Problem to work on: From the entries that follow, gather each line holding the word "Laukkala".

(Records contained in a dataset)
^^^^

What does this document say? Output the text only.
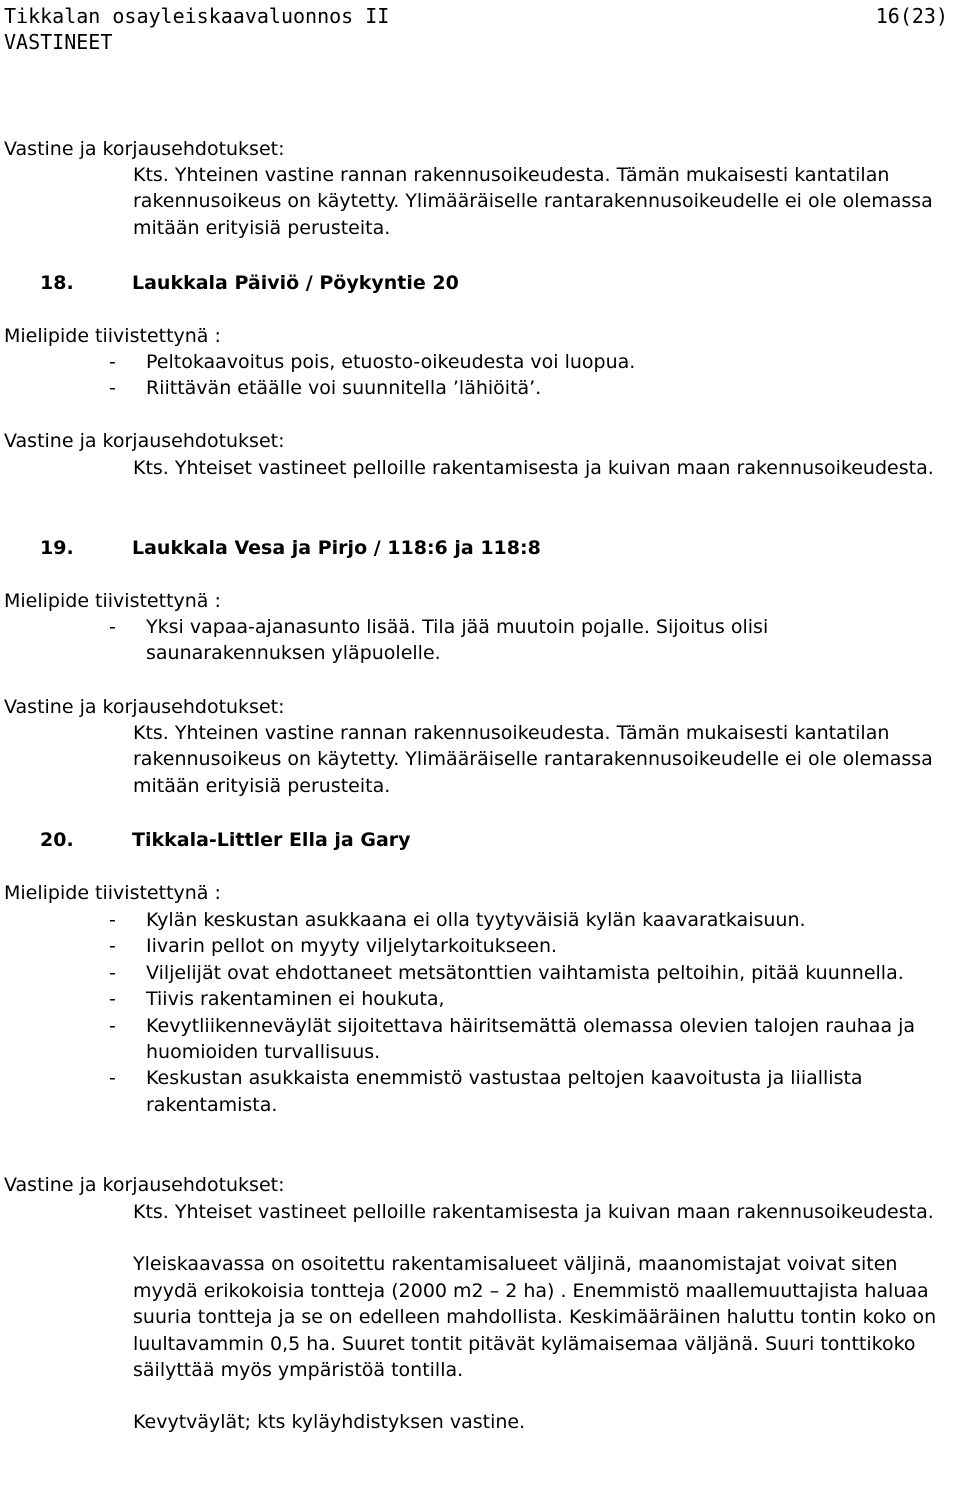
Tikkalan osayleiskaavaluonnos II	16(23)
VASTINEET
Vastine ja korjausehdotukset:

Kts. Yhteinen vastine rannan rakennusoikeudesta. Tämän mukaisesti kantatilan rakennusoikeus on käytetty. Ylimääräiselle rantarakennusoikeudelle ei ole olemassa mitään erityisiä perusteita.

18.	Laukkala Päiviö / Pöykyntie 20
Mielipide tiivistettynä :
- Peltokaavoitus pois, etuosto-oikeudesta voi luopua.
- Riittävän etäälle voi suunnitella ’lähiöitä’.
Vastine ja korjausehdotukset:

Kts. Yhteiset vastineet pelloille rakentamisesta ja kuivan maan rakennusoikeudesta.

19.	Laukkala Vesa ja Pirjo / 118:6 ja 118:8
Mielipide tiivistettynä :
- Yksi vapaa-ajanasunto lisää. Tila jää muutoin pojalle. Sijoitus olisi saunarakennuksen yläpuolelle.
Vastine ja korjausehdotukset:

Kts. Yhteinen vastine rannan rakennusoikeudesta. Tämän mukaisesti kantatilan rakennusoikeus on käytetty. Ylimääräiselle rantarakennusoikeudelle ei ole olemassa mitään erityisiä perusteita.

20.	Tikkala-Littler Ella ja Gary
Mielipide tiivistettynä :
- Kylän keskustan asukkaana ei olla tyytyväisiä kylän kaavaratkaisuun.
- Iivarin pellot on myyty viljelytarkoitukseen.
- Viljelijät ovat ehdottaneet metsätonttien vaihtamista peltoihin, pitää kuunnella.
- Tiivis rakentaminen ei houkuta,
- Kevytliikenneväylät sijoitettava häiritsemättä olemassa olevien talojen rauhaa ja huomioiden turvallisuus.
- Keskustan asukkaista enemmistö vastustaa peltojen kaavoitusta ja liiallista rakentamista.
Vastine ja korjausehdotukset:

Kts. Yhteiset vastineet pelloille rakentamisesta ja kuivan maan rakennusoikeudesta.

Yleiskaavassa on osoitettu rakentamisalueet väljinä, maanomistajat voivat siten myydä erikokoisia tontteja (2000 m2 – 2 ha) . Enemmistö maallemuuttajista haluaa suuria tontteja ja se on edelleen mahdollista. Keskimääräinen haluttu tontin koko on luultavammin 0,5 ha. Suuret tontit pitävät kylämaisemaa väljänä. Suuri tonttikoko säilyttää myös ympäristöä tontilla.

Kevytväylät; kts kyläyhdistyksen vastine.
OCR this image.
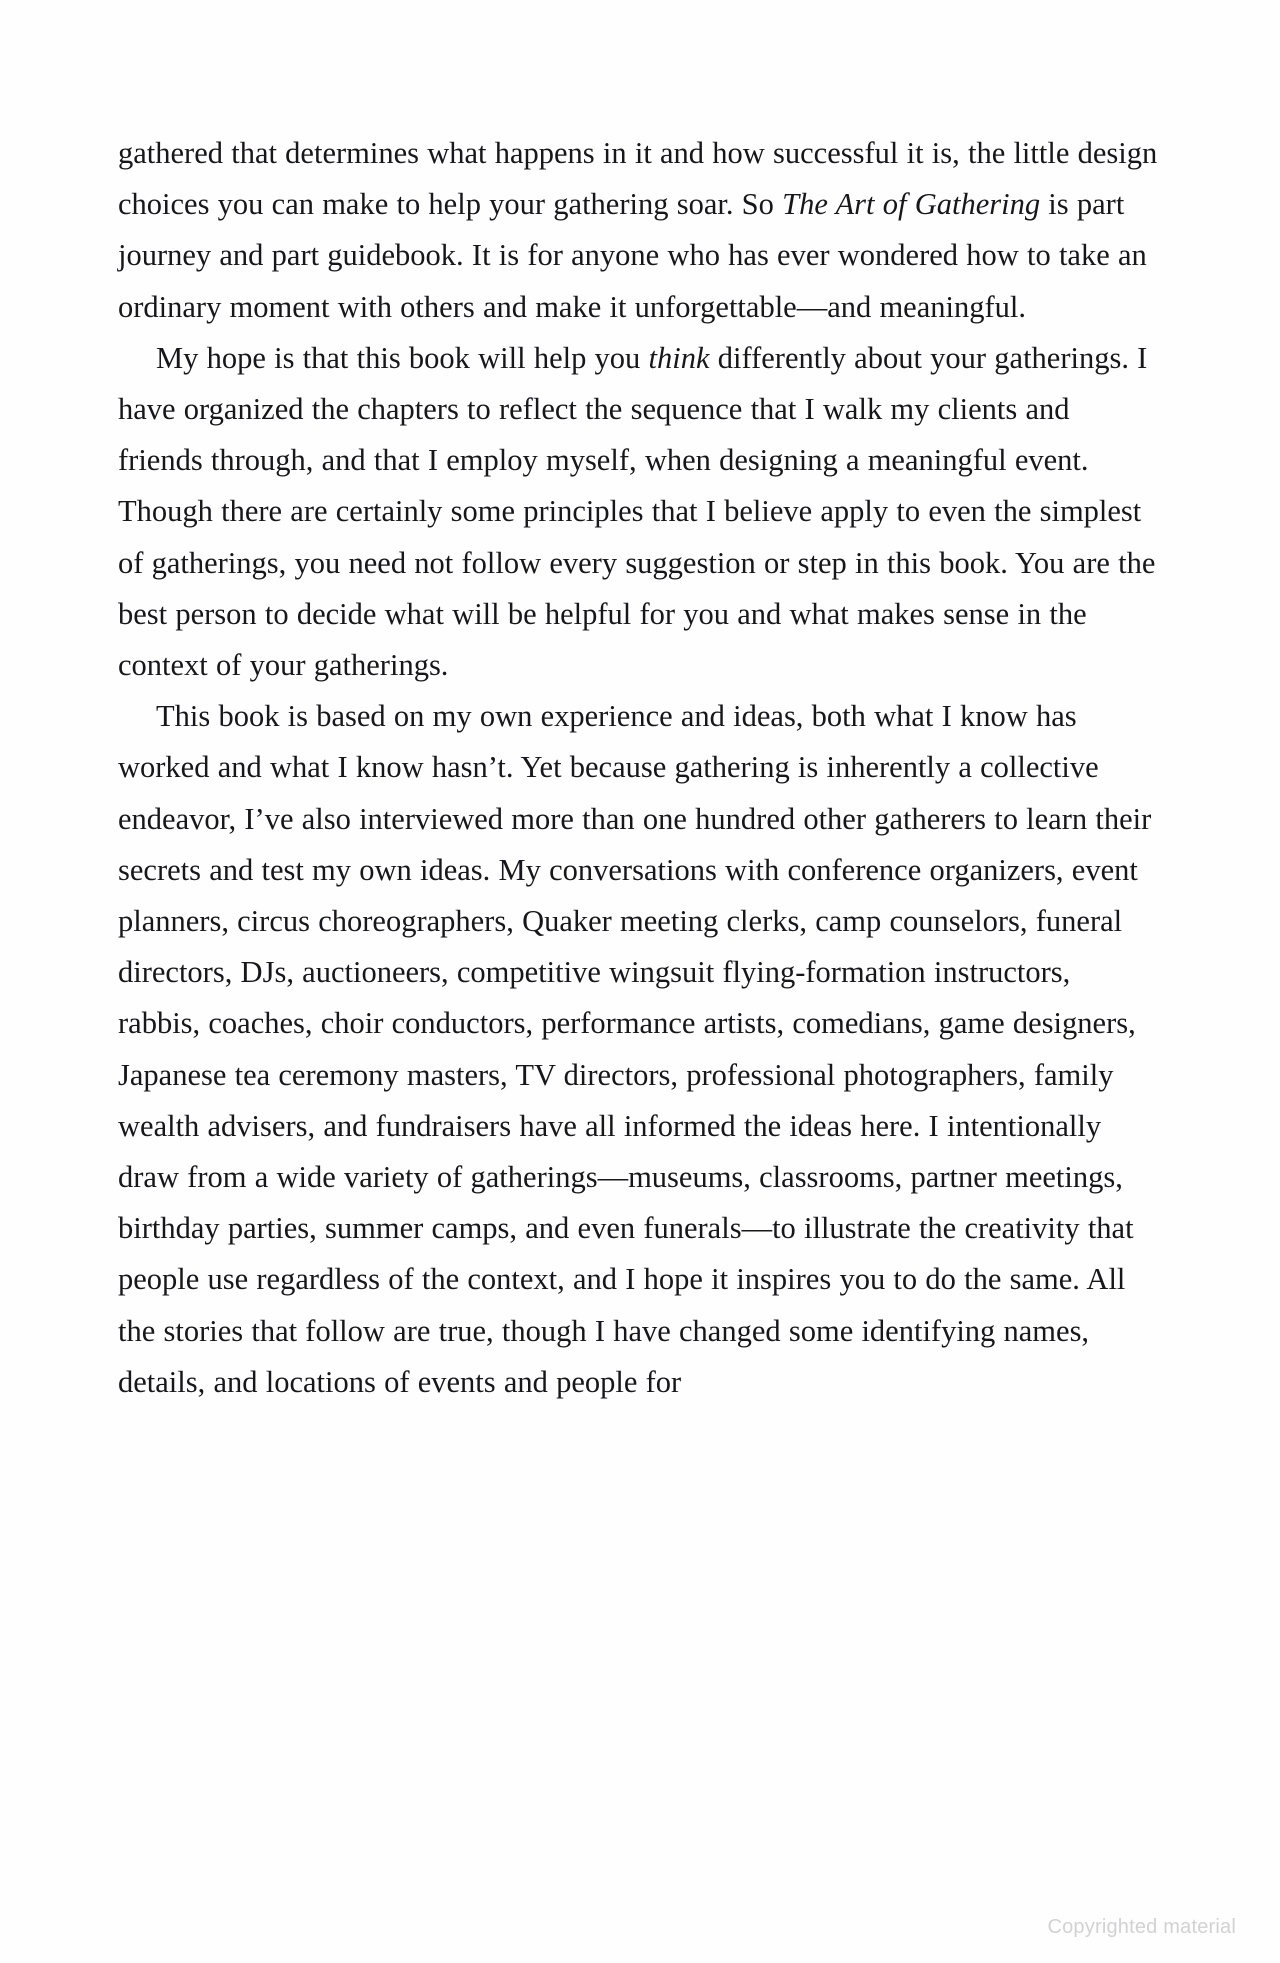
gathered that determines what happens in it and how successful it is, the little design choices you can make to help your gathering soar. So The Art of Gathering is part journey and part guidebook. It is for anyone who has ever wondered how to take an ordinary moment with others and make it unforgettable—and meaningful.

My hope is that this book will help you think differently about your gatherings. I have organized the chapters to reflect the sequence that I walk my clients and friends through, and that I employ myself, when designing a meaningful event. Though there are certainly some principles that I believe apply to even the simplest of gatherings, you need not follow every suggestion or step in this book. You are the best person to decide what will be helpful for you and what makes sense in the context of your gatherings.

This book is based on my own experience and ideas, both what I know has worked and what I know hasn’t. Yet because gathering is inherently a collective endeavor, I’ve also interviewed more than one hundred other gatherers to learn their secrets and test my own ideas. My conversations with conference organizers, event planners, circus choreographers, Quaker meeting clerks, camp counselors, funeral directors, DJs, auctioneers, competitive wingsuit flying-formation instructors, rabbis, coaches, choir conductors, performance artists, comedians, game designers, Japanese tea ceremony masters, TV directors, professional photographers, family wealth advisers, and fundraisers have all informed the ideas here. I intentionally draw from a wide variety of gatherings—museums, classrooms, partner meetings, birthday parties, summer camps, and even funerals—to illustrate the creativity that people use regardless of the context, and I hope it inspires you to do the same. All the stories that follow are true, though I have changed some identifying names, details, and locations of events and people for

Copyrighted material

^^^^

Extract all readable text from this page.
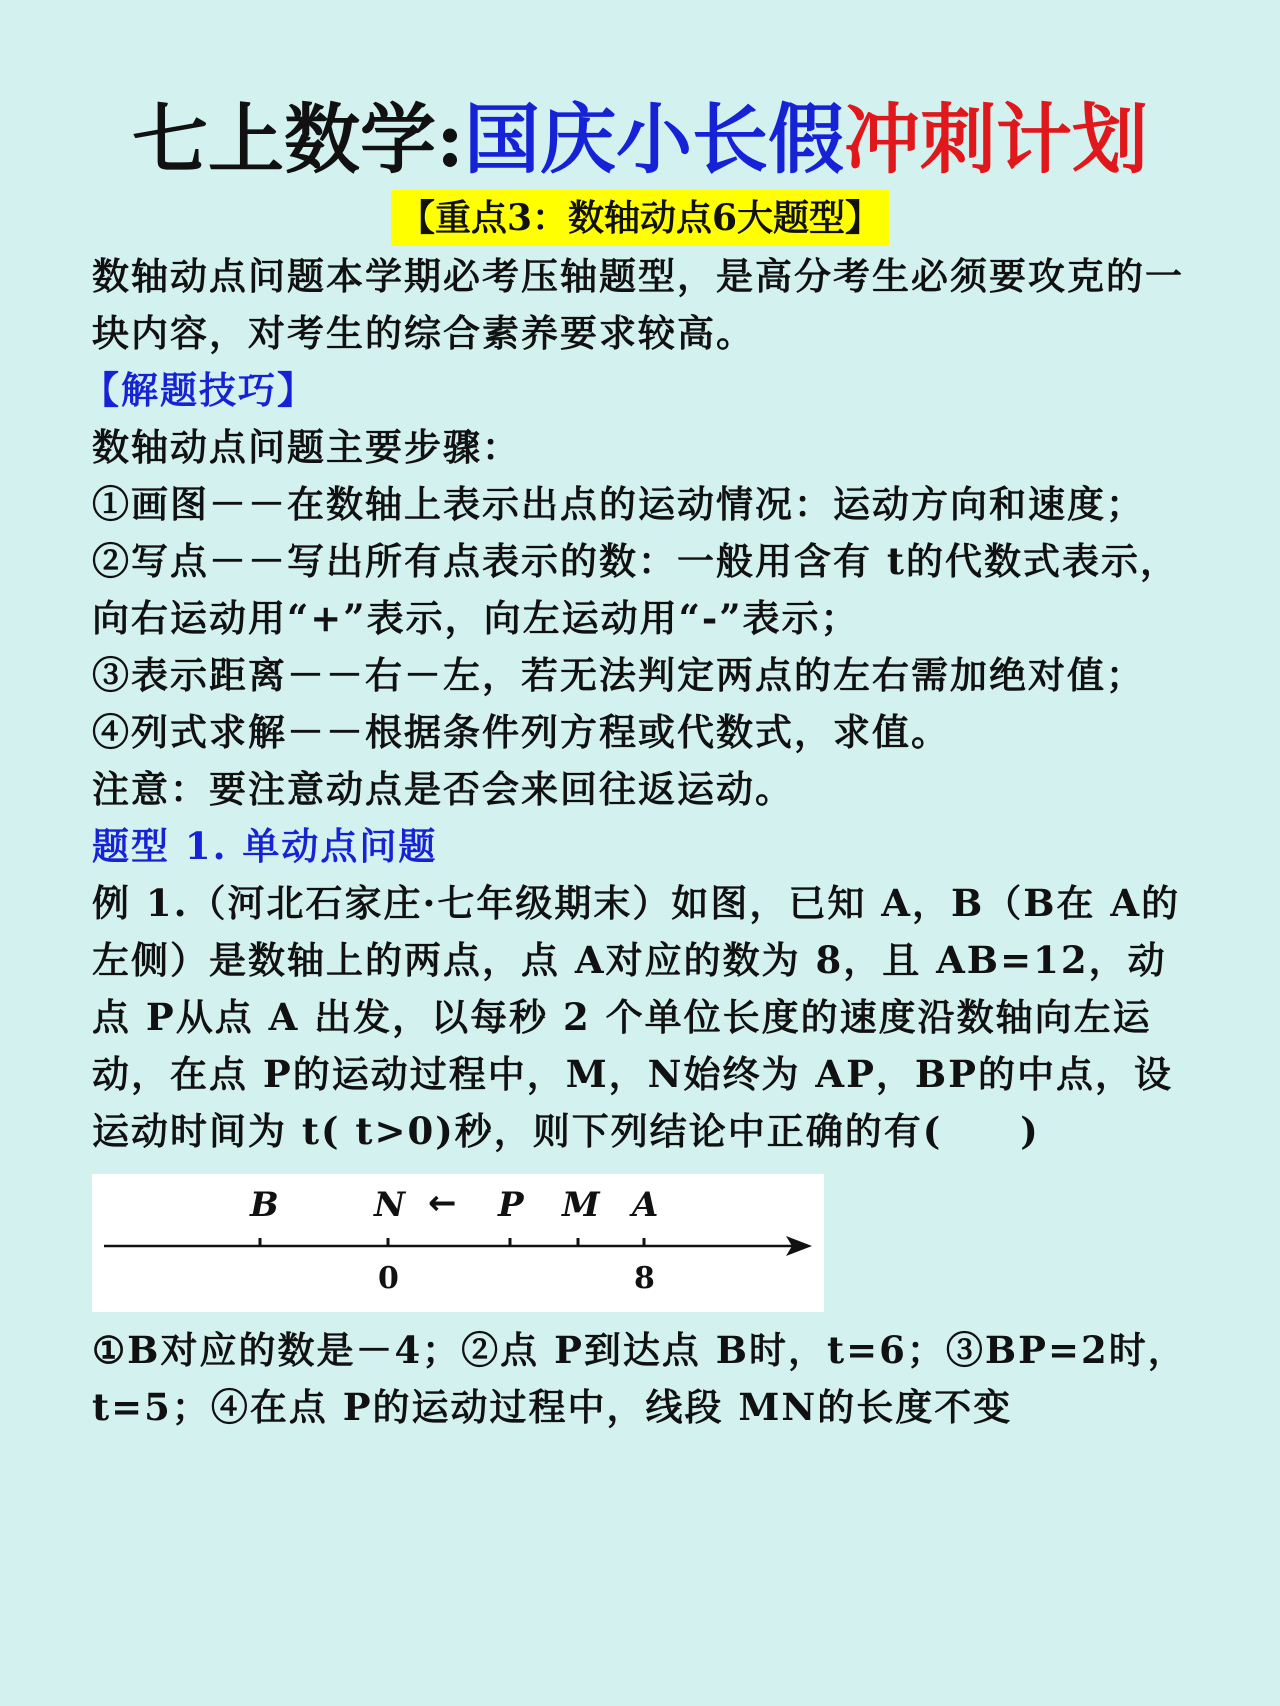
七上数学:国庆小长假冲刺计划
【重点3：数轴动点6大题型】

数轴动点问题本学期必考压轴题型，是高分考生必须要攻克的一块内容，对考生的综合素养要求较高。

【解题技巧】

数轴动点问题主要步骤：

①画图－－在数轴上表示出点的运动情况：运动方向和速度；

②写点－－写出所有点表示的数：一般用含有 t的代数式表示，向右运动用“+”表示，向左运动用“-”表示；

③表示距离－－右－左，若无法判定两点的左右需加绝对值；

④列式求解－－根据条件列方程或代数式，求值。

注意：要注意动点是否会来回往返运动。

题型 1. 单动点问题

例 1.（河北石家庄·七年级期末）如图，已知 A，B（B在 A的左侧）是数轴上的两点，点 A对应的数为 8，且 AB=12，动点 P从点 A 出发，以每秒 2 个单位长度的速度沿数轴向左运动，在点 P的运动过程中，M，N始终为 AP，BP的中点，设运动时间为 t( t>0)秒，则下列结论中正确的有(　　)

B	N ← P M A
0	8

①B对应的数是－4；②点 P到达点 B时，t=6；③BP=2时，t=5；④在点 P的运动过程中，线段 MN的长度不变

^^^^

Correct result:
18.	Laukkala Päiviö / Pöykyntie 20
19.	Laukkala Vesa ja Pirjo / 118:6 ja 118:8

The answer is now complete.